WHAT TO DO:
From the listing below, pull out every line where the string "armor" appears.

──────── PROVIDED RECORDS

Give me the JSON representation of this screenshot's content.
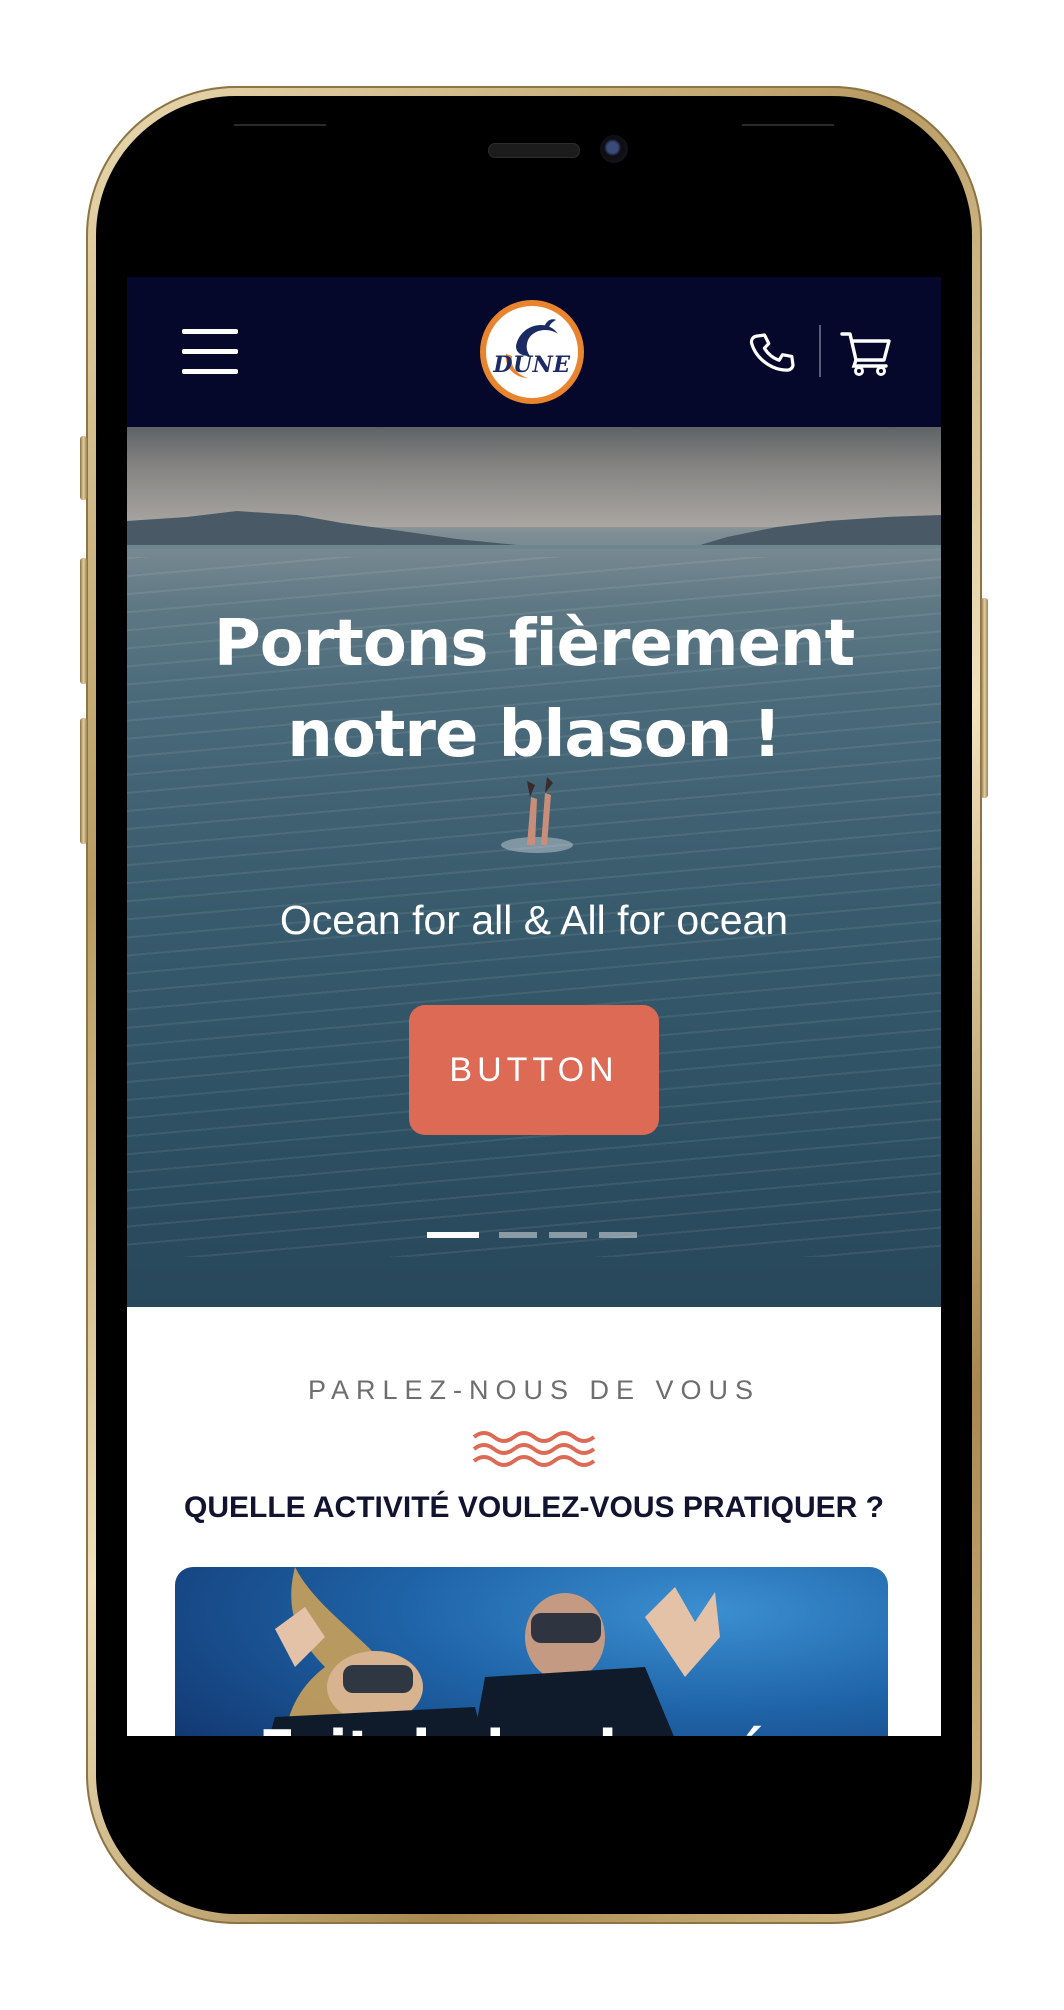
{
  "navbar": {
    "logo_text": "DUNE",
    "menu_icon": "hamburger-menu-icon",
    "phone_icon": "phone-icon",
    "cart_icon": "cart-icon"
  },
  "hero": {
    "title_line1": "Portons fièrement",
    "title_line2": "notre blason !",
    "subtitle": "Ocean for all & All for ocean",
    "button_label": "BUTTON",
    "slides_count": 4,
    "active_slide": 1
  },
  "section": {
    "eyebrow": "PARLEZ-NOUS DE VOUS",
    "heading": "QUELLE ACTIVITÉ VOULEZ-VOUS PRATIQUER ?",
    "card_title": "Fait de la plongée"
  },
  "colors": {
    "navbar_bg": "#05082a",
    "accent": "#dd6a55",
    "logo_ring": "#e8842e",
    "heading_text": "#11132f"
  }
}
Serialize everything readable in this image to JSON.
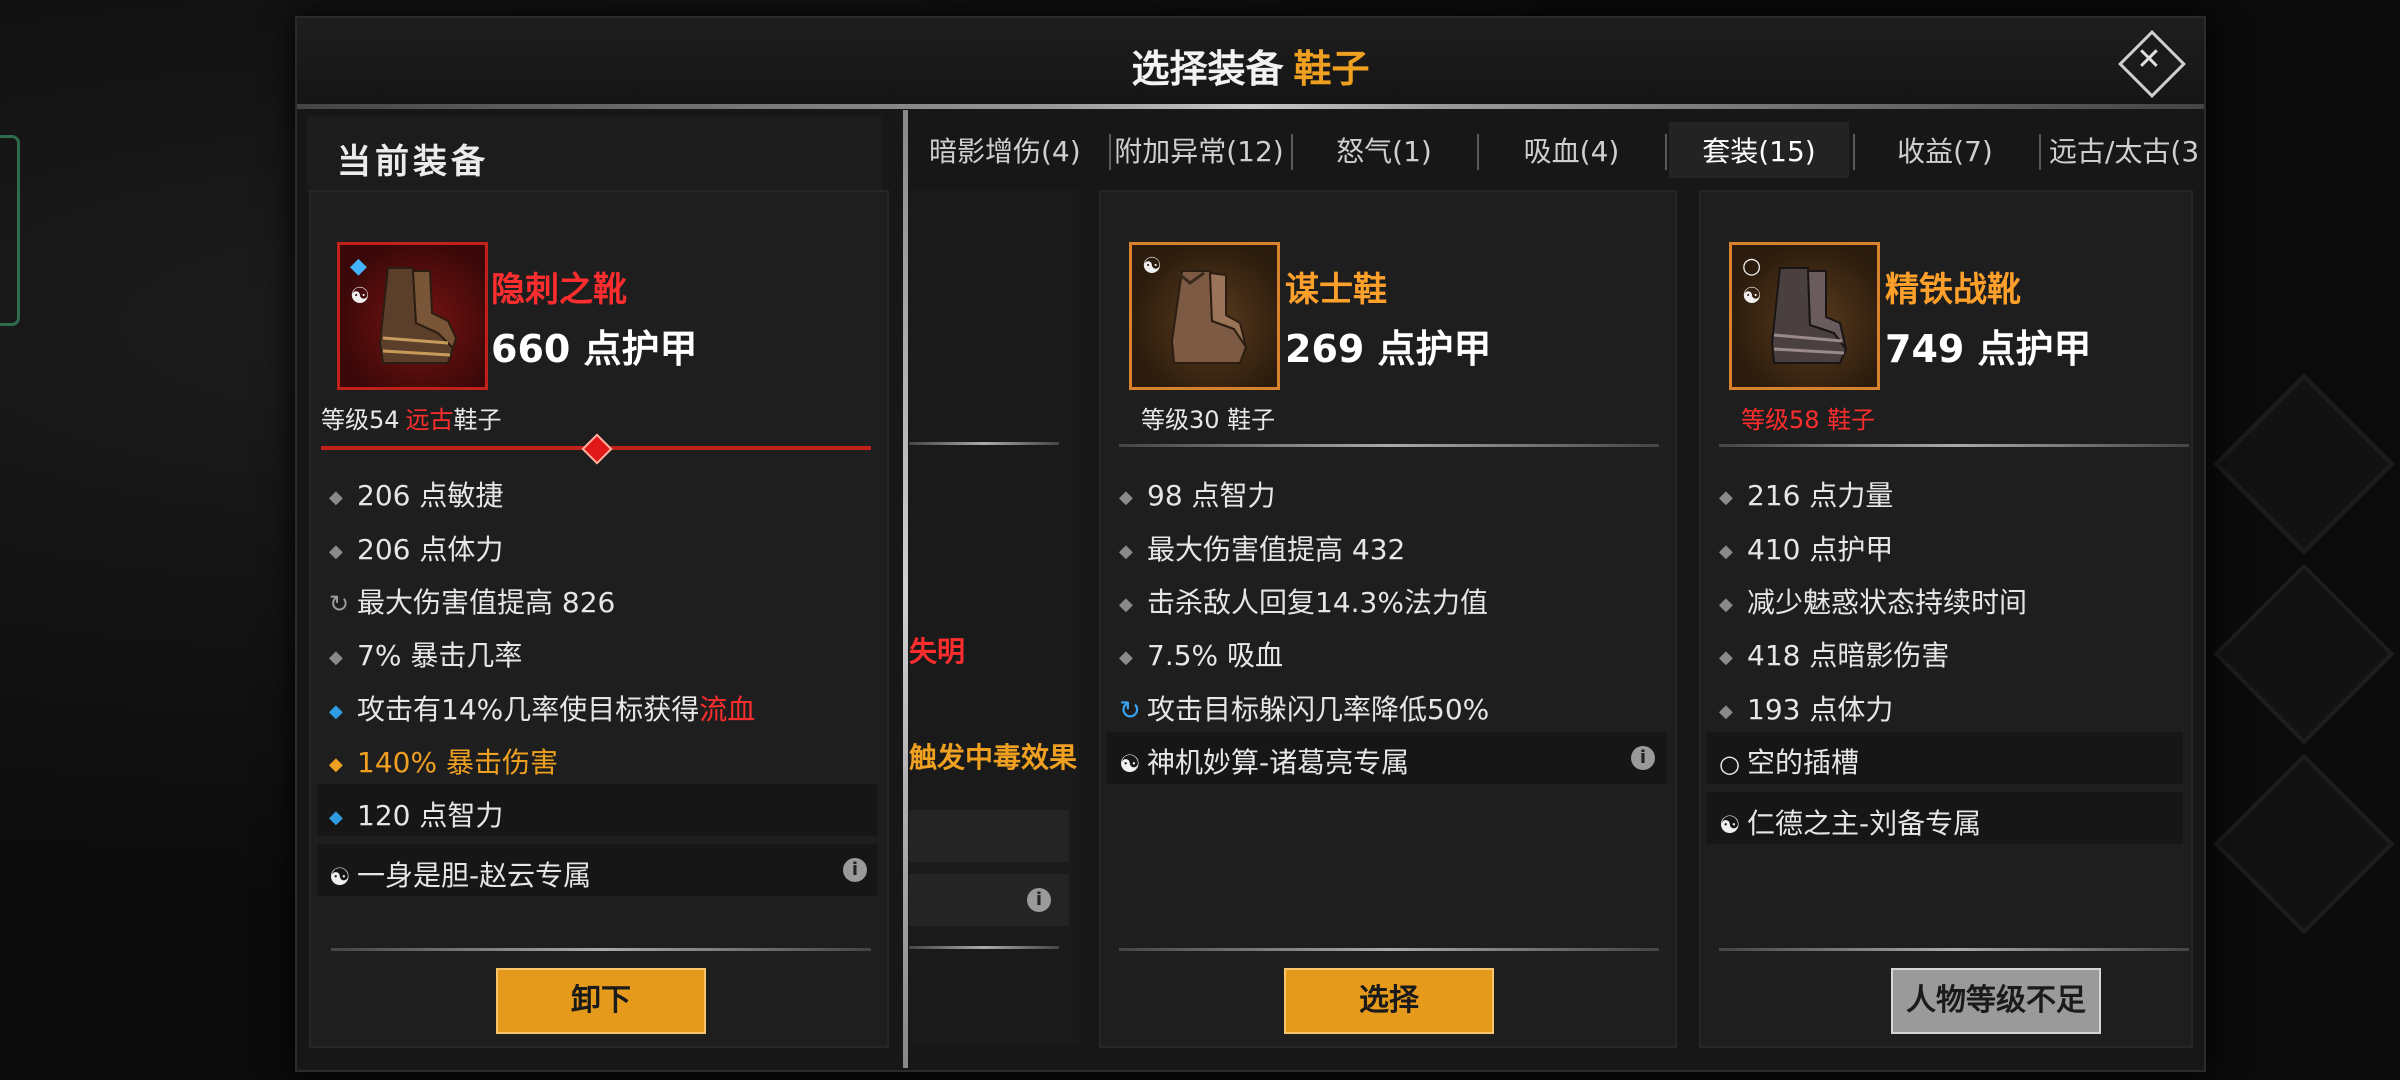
{
  "modal": {
    "title": "选择装备",
    "title_slot": "鞋子",
    "close_glyph": "✕"
  },
  "current": {
    "header": "当前装备",
    "item": {
      "name": "隐刺之靴",
      "armor": "660 点护甲",
      "level_prefix": "等级54",
      "level_rarity": "远古",
      "level_slot": "鞋子",
      "stats": [
        {
          "text": "206 点敏捷"
        },
        {
          "text": "206 点体力"
        },
        {
          "text": "最大伤害值提高 826"
        },
        {
          "text": "7% 暴击几率"
        },
        {
          "text": "攻击有14%几率使目标获得",
          "highlight": "流血"
        },
        {
          "text": "140% 暴击伤害"
        },
        {
          "text": "120 点智力"
        },
        {
          "text": "一身是胆-赵云专属"
        }
      ],
      "info_glyph": "i",
      "button": "卸下"
    }
  },
  "tabs": [
    {
      "label": "暗影增伤(4)"
    },
    {
      "label": "附加异常(12)"
    },
    {
      "label": "怒气(1)"
    },
    {
      "label": "吸血(4)"
    },
    {
      "label": "套装(15)",
      "active": true
    },
    {
      "label": "收益(7)"
    },
    {
      "label": "远古/太古(3"
    }
  ],
  "partial_card": {
    "text1": "失明",
    "text2": "触发中毒效果"
  },
  "items": [
    {
      "name": "谋士鞋",
      "armor": "269 点护甲",
      "level": "等级30 鞋子",
      "stats": [
        {
          "text": "98 点智力"
        },
        {
          "text": "最大伤害值提高 432"
        },
        {
          "text": "击杀敌人回复14.3%法力值"
        },
        {
          "text": "7.5% 吸血"
        },
        {
          "text": "攻击目标躲闪几率降低50%"
        },
        {
          "text": "神机妙算-诸葛亮专属"
        }
      ],
      "button": "选择"
    },
    {
      "name": "精铁战靴",
      "armor": "749 点护甲",
      "level": "等级58 鞋子",
      "stats": [
        {
          "text": "216 点力量"
        },
        {
          "text": "410 点护甲"
        },
        {
          "text": "减少魅惑状态持续时间"
        },
        {
          "text": "418 点暗影伤害"
        },
        {
          "text": "193 点体力"
        },
        {
          "text": "空的插槽"
        },
        {
          "text": "仁德之主-刘备专属"
        }
      ],
      "button": "人物等级不足"
    }
  ],
  "colors": {
    "accent": "#f0a020",
    "legendary_red": "#ff2d2d",
    "button": "#e59a1c"
  }
}
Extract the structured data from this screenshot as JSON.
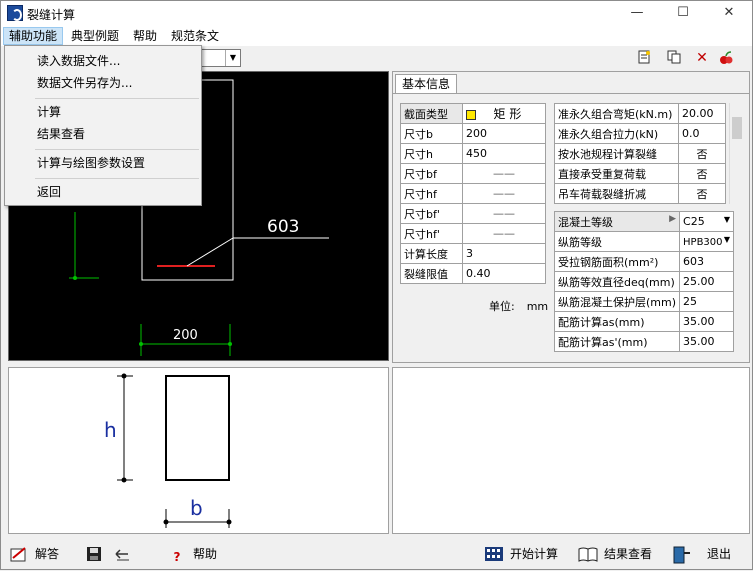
{
  "window": {
    "title": "裂缝计算",
    "minimize": "—",
    "maximize": "☐",
    "close": "✕"
  },
  "menubar": {
    "items": [
      "辅助功能",
      "典型例题",
      "帮助",
      "规范条文"
    ]
  },
  "dropdown": {
    "items": [
      "读入数据文件...",
      "数据文件另存为...",
      "计算",
      "结果查看",
      "计算与绘图参数设置",
      "返回"
    ]
  },
  "toolbar": {
    "icons": [
      "new-doc-icon",
      "copy-icon",
      "delete-icon",
      "fruit-icon"
    ],
    "delete_glyph": "✕"
  },
  "canvas": {
    "dim_value": "603",
    "dim_width": "200"
  },
  "panel": {
    "tab": "基本信息",
    "section_type_label": "截面类型",
    "section_type_value": "矩 形",
    "params": [
      {
        "label": "尺寸b",
        "value": "200"
      },
      {
        "label": "尺寸h",
        "value": "450"
      },
      {
        "label": "尺寸bf",
        "value": "——"
      },
      {
        "label": "尺寸hf",
        "value": "——"
      },
      {
        "label": "尺寸bf'",
        "value": "——"
      },
      {
        "label": "尺寸hf'",
        "value": "——"
      },
      {
        "label": "计算长度",
        "value": "3"
      },
      {
        "label": "裂缝限值",
        "value": "0.40"
      }
    ],
    "loads": [
      {
        "label": "准永久组合弯矩(kN.m)",
        "value": "20.00"
      },
      {
        "label": "准永久组合拉力(kN)",
        "value": "0.0"
      },
      {
        "label": "按水池规程计算裂缝",
        "value": "否"
      },
      {
        "label": "直接承受重复荷载",
        "value": "否"
      },
      {
        "label": "吊车荷载裂缝折减",
        "value": "否"
      }
    ],
    "materials": [
      {
        "label": "混凝土等级",
        "value": "C25"
      },
      {
        "label": "纵筋等级",
        "value": "HPB300"
      },
      {
        "label": "受拉钢筋面积(mm²)",
        "value": "603"
      },
      {
        "label": "纵筋等效直径deq(mm)",
        "value": "25.00"
      },
      {
        "label": "纵筋混凝土保护层(mm)",
        "value": "25"
      },
      {
        "label": "配筋计算as(mm)",
        "value": "35.00"
      },
      {
        "label": "配筋计算as'(mm)",
        "value": "35.00"
      }
    ],
    "unit_label": "单位:",
    "unit_value": "mm"
  },
  "diagram": {
    "h_label": "h",
    "b_label": "b"
  },
  "statusbar": {
    "answer": "解答",
    "help": "帮助",
    "start_calc": "开始计算",
    "view_result": "结果查看",
    "exit": "退出"
  },
  "colors": {
    "canvas_bg": "#000000",
    "dim_green": "#00c000",
    "rebar_red": "#e02020",
    "label_blue": "#1a2fa0"
  }
}
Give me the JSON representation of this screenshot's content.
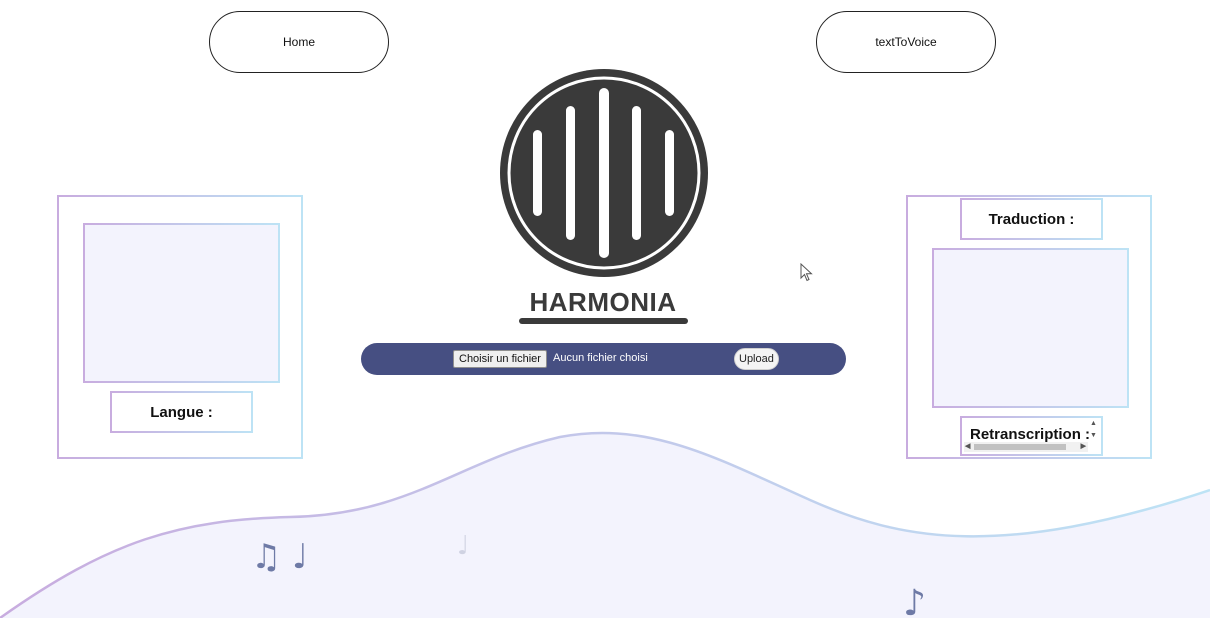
{
  "nav": {
    "home_label": "Home",
    "text_to_voice_label": "textToVoice"
  },
  "brand": {
    "title": "HARMONIA",
    "logo_icon": "sound-wave-circle-icon"
  },
  "upload": {
    "choose_file_label": "Choisir un fichier",
    "file_status": "Aucun fichier choisi",
    "upload_label": "Upload"
  },
  "left_panel": {
    "text_value": "",
    "language_label": "Langue :"
  },
  "right_panel": {
    "translation_label": "Traduction :",
    "text_value": "",
    "transcription_label": "Retranscription :"
  },
  "decorations": {
    "notes": [
      "beamed-eighth-notes-icon",
      "quarter-note-icon",
      "quarter-note-icon",
      "eighth-note-icon"
    ]
  },
  "colors": {
    "upload_bar": "#464f82",
    "logo": "#3a3a3a",
    "panel_gradient_start": "#c8acdf",
    "panel_gradient_end": "#bde3f5",
    "wave_fill": "#f3f3fd",
    "note_color": "#6e7aa6"
  }
}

────────────────

CORRECT OUTPUT:
      "armor": "660 点护甲",
      "armor": "269 点护甲",
      "armor": "749 点护甲",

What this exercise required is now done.